The exercise:
Show only lines that include "Site".

Data for this task:
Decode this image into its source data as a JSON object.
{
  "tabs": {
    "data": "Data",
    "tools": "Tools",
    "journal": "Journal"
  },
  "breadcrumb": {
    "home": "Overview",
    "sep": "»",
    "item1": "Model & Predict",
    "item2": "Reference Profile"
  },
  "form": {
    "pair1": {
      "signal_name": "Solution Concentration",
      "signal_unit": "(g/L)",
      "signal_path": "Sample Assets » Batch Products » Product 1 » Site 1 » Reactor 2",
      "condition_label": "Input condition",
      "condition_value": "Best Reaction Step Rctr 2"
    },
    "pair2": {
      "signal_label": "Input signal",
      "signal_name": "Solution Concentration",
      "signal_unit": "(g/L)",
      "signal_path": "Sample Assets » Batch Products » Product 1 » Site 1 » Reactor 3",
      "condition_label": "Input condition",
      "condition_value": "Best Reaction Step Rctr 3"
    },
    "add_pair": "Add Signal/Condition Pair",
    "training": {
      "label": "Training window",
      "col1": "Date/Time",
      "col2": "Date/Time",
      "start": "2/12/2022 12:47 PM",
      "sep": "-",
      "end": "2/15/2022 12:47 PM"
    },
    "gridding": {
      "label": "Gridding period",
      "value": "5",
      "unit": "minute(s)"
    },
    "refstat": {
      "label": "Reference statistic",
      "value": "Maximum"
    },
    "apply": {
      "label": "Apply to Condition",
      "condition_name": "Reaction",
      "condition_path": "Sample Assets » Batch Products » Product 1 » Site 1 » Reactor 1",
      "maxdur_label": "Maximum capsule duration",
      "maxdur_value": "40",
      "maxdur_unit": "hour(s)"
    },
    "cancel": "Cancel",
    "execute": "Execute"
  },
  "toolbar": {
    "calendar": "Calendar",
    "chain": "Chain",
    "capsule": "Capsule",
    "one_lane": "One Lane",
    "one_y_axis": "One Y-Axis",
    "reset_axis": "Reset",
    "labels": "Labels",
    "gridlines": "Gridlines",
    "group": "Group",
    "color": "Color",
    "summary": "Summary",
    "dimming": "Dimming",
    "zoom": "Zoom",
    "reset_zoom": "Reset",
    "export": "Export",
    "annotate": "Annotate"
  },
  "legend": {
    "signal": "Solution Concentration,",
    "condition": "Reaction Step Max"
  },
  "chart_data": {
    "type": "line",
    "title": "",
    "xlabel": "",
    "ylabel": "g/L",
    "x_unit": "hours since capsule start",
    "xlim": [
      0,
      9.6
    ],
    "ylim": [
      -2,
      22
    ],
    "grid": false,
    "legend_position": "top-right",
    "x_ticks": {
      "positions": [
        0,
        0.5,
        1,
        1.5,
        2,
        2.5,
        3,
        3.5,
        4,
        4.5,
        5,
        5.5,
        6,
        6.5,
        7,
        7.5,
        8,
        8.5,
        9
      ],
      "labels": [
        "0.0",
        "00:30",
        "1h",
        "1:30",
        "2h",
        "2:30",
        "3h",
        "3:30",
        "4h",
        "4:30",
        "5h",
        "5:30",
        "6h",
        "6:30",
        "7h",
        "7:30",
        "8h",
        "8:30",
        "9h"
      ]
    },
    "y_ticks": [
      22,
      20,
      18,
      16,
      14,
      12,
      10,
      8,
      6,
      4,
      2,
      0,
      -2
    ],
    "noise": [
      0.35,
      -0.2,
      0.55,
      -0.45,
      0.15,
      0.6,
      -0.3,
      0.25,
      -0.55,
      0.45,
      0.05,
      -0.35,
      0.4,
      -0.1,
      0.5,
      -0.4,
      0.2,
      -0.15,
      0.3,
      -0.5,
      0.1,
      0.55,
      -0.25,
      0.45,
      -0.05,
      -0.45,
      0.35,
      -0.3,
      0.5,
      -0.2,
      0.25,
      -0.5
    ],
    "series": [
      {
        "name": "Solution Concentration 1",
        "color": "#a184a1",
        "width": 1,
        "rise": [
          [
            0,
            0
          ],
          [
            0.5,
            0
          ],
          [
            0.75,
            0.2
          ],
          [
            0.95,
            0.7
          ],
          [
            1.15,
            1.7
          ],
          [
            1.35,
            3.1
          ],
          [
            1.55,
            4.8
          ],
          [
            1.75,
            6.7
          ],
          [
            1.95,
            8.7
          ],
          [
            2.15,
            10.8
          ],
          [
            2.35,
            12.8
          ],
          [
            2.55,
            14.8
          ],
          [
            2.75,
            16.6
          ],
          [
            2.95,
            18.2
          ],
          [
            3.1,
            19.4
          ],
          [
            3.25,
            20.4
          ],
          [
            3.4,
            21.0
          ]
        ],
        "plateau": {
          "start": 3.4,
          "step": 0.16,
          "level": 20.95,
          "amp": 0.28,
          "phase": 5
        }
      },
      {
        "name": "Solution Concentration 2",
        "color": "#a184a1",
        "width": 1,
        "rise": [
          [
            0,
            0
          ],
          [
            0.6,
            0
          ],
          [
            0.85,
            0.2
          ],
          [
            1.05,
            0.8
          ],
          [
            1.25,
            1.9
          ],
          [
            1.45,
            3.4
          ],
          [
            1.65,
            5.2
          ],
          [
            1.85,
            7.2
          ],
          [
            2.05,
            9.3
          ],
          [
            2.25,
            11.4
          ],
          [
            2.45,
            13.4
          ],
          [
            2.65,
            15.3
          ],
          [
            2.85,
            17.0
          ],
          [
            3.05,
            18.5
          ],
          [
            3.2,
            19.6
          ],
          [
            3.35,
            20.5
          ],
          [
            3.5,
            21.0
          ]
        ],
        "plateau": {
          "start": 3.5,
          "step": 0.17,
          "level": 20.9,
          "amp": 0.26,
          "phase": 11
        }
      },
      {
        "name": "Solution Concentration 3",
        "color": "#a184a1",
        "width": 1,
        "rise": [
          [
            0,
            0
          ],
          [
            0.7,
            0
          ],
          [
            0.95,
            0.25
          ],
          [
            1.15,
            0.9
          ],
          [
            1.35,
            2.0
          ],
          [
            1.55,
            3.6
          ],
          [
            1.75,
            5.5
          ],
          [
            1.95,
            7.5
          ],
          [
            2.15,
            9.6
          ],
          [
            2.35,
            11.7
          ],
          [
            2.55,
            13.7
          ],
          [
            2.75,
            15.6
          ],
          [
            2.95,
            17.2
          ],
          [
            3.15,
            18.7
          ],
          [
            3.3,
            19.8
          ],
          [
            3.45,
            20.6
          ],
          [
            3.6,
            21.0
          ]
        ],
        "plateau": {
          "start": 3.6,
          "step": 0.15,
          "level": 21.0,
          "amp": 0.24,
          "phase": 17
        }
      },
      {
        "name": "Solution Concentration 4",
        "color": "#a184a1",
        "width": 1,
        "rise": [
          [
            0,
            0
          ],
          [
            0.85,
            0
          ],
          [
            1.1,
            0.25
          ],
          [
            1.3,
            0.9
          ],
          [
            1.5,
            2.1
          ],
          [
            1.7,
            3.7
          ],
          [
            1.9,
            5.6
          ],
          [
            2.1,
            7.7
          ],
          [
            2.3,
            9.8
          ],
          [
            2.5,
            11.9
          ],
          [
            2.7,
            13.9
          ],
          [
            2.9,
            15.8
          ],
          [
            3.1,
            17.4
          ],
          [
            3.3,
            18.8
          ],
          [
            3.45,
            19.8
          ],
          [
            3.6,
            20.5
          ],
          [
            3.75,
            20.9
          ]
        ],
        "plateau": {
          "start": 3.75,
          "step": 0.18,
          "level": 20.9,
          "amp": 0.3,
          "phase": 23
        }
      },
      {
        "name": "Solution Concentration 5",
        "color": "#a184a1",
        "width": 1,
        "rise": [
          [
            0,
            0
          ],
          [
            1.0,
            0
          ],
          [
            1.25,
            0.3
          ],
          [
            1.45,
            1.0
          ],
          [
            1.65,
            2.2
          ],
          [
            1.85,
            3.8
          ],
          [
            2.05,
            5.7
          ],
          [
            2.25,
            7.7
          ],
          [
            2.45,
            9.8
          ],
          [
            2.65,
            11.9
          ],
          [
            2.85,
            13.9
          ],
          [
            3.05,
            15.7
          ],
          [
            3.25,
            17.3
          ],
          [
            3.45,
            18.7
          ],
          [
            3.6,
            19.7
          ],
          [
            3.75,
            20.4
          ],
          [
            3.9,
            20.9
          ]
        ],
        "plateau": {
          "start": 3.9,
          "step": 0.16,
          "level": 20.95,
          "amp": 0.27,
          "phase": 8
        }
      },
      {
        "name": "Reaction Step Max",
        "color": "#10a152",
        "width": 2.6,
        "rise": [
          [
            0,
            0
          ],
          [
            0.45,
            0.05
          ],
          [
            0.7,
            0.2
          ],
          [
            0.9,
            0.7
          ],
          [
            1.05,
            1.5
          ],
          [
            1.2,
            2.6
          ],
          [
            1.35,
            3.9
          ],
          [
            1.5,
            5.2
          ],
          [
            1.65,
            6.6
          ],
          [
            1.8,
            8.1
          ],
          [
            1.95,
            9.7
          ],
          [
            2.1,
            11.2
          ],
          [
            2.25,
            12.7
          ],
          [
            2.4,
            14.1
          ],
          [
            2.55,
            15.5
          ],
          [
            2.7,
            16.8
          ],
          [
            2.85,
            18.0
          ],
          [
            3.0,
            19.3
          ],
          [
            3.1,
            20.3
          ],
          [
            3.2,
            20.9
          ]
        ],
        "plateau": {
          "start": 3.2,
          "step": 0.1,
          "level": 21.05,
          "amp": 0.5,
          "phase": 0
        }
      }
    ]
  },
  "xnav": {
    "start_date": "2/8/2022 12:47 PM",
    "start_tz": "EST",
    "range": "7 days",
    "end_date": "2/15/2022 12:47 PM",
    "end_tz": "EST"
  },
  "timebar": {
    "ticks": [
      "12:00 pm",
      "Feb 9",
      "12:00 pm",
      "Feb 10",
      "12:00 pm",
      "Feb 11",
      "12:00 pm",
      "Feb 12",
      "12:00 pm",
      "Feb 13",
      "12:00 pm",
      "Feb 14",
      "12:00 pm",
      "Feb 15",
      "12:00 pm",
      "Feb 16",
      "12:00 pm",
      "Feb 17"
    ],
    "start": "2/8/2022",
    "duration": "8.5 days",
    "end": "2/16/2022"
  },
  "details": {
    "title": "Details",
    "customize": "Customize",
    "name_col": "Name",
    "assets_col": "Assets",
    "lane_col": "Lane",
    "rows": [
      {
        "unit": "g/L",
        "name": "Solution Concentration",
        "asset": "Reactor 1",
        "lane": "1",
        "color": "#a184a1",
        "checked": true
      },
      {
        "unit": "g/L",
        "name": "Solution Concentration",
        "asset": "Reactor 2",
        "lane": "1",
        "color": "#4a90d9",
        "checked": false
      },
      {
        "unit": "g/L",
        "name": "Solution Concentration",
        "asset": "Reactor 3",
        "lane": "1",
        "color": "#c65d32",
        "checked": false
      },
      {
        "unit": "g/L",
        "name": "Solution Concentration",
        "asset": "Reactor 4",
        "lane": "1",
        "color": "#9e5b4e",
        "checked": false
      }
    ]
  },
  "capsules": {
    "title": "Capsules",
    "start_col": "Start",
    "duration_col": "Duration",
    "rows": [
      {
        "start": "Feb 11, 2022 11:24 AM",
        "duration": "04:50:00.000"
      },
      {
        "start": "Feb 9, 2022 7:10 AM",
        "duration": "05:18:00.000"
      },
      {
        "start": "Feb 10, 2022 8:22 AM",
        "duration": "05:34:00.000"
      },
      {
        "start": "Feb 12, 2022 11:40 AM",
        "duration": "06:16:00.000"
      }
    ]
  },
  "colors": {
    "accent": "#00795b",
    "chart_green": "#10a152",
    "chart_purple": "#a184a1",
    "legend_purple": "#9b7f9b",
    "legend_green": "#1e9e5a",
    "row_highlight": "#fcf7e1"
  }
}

Exercise answer:
      "signal_path": "Sample Assets » Batch Products » Product 1 » Site 1 » Reactor 2",
      "signal_path": "Sample Assets » Batch Products » Product 1 » Site 1 » Reactor 3",
      "condition_path": "Sample Assets » Batch Products » Product 1 » Site 1 » Reactor 1",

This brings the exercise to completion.